== RECORDS ==

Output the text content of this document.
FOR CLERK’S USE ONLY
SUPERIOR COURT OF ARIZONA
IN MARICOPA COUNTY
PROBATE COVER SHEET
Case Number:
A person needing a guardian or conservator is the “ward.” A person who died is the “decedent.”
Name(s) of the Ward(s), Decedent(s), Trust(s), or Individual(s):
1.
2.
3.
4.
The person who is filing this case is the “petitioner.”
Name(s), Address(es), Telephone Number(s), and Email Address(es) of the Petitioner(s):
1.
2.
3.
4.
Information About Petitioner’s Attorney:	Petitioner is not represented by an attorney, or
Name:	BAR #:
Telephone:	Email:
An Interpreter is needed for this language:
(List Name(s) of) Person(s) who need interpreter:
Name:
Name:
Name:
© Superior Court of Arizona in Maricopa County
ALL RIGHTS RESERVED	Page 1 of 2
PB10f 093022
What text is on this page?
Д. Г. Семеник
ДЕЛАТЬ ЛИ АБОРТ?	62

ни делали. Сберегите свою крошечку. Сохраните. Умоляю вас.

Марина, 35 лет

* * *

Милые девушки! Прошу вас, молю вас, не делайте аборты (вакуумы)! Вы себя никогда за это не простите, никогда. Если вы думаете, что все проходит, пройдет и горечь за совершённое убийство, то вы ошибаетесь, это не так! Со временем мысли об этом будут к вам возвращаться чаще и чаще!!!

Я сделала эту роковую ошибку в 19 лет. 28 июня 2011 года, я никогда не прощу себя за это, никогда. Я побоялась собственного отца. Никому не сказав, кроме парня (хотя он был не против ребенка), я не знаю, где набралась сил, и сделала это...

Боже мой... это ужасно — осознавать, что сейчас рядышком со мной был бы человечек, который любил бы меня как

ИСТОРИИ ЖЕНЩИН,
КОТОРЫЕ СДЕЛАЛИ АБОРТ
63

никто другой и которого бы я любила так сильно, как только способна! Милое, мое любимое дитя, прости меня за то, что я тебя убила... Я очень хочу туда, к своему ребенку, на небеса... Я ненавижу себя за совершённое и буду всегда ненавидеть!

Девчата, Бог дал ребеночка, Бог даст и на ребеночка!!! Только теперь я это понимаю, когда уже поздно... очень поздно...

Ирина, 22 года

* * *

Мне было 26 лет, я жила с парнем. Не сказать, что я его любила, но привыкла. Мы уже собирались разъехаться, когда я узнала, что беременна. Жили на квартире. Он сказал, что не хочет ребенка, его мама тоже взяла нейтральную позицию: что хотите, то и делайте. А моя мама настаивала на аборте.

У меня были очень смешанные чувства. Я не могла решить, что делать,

===

WHAT YOU SHOULD DO → Find the line with "What text is on this page?" in the listing above, then write out that line and each remaining line exactly, with no other text.

SOLUTION TO THE EXERCISE →
What text is on this page?
Д. Г. Семеник
ДЕЛАТЬ ЛИ АБОРТ?	62

ни делали. Сберегите свою крошечку. Сохраните. Умоляю вас.

Марина, 35 лет

* * *

Милые девушки! Прошу вас, молю вас, не делайте аборты (вакуумы)! Вы себя никогда за это не простите, никогда. Если вы думаете, что все проходит, пройдет и горечь за совершённое убийство, то вы ошибаетесь, это не так! Со временем мысли об этом будут к вам возвращаться чаще и чаще!!!

Я сделала эту роковую ошибку в 19 лет. 28 июня 2011 года, я никогда не прощу себя за это, никогда. Я побоялась собственного отца. Никому не сказав, кроме парня (хотя он был не против ребенка), я не знаю, где набралась сил, и сделала это...

Боже мой... это ужасно — осознавать, что сейчас рядышком со мной был бы человечек, который любил бы меня как

ИСТОРИИ ЖЕНЩИН,
КОТОРЫЕ СДЕЛАЛИ АБОРТ
63

никто другой и которого бы я любила так сильно, как только способна! Милое, мое любимое дитя, прости меня за то, что я тебя убила... Я очень хочу туда, к своему ребенку, на небеса... Я ненавижу себя за совершённое и буду всегда ненавидеть!

Девчата, Бог дал ребеночка, Бог даст и на ребеночка!!! Только теперь я это понимаю, когда уже поздно... очень поздно...

Ирина, 22 года

* * *

Мне было 26 лет, я жила с парнем. Не сказать, что я его любила, но привыкла. Мы уже собирались разъехаться, когда я узнала, что беременна. Жили на квартире. Он сказал, что не хочет ребенка, его мама тоже взяла нейтральную позицию: что хотите, то и делайте. А моя мама настаивала на аборте.

У меня были очень смешанные чувства. Я не могла решить, что делать,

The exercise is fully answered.